--- THE EXERCISE ---
Print the listing as it stands, omitting all images.

--- INPUT FOR THIS TASK ---
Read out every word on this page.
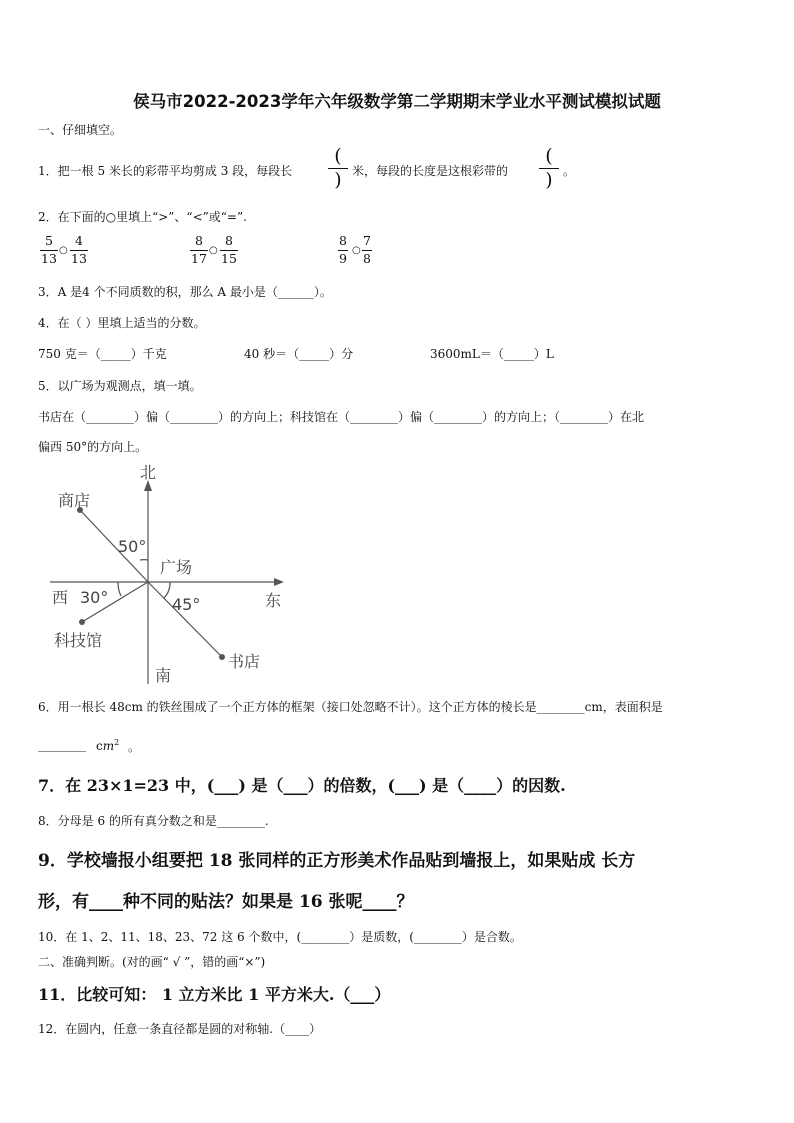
侯马市2022-2023学年六年级数学第二学期期末学业水平测试模拟试题
一、仔细填空。
1．把一根 5 米长的彩带平均剪成 3 段，每段长
(
) 米，每段的长度是这根彩带的
(
) 。
2．在下面的○里填上“>”、“<”或“=”.
5
13 ○
4
13
8
17 ○
8
15
8
9 ○
7
8
3．A 是4 个不同质数的积，那么 A 最小是（______）。
4．在（ ）里填上适当的分数。
750 克＝（_____）千克	40 秒＝（_____）分	3600mL＝（_____）L
5．以广场为观测点，填一填。
书店在（________）偏（________）的方向上；科技馆在（________）偏（________）的方向上；（________）在北
偏西 50°的方向上。
北
南
西	东
广场
商店
科技馆
书店
50°
30°	45°
6．用一根长 48cm 的铁丝围成了一个正方体的框架（接口处忽略不计）。这个正方体的棱长是________cm，表面积是
________ $cm^2$ 。
7．在 23×1=23 中，(___) 是（___）的倍数，(___) 是（____）的因数.
8．分母是 6 的所有真分数之和是________.
9．学校墙报小组要把 18 张同样的正方形美术作品贴到墙报上，如果贴成 长方
形，有____种不同的贴法？如果是 16 张呢____？
10．在 1、2、11、18、23、72 这 6 个数中，(________）是质数，(________）是合数。
二、准确判断。(对的画“ √ ”，错的画“×”)
11．比较可知： 1 立方米比 1 平方米大.（___）
12．在圆内，任意一条直径都是圆的对称轴.（____）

--- COMPLETE OUTPUT ---
Read out every word on this page.
侯马市2022-2023学年六年级数学第二学期期末学业水平测试模拟试题
一、仔细填空。
1．把一根 5 米长的彩带平均剪成 3 段，每段长
(
) 米，每段的长度是这根彩带的
(
) 。
2．在下面的○里填上“>”、“<”或“=”.
5
13 ○
4
13
8
17 ○
8
15
8
9 ○
7
8
3．A 是4 个不同质数的积，那么 A 最小是（______）。
4．在（ ）里填上适当的分数。
750 克＝（_____）千克	40 秒＝（_____）分	3600mL＝（_____）L
5．以广场为观测点，填一填。
书店在（________）偏（________）的方向上；科技馆在（________）偏（________）的方向上；（________）在北
偏西 50°的方向上。
北
南
西	东
广场
商店
科技馆
书店
50°
30°	45°
6．用一根长 48cm 的铁丝围成了一个正方体的框架（接口处忽略不计）。这个正方体的棱长是________cm，表面积是
________ $cm^2$ 。
7．在 23×1=23 中，(___) 是（___）的倍数，(___) 是（____）的因数.
8．分母是 6 的所有真分数之和是________.
9．学校墙报小组要把 18 张同样的正方形美术作品贴到墙报上，如果贴成 长方
形，有____种不同的贴法？如果是 16 张呢____？
10．在 1、2、11、18、23、72 这 6 个数中，(________）是质数，(________）是合数。
二、准确判断。(对的画“ √ ”，错的画“×”)
11．比较可知： 1 立方米比 1 平方米大.（___）
12．在圆内，任意一条直径都是圆的对称轴.（____）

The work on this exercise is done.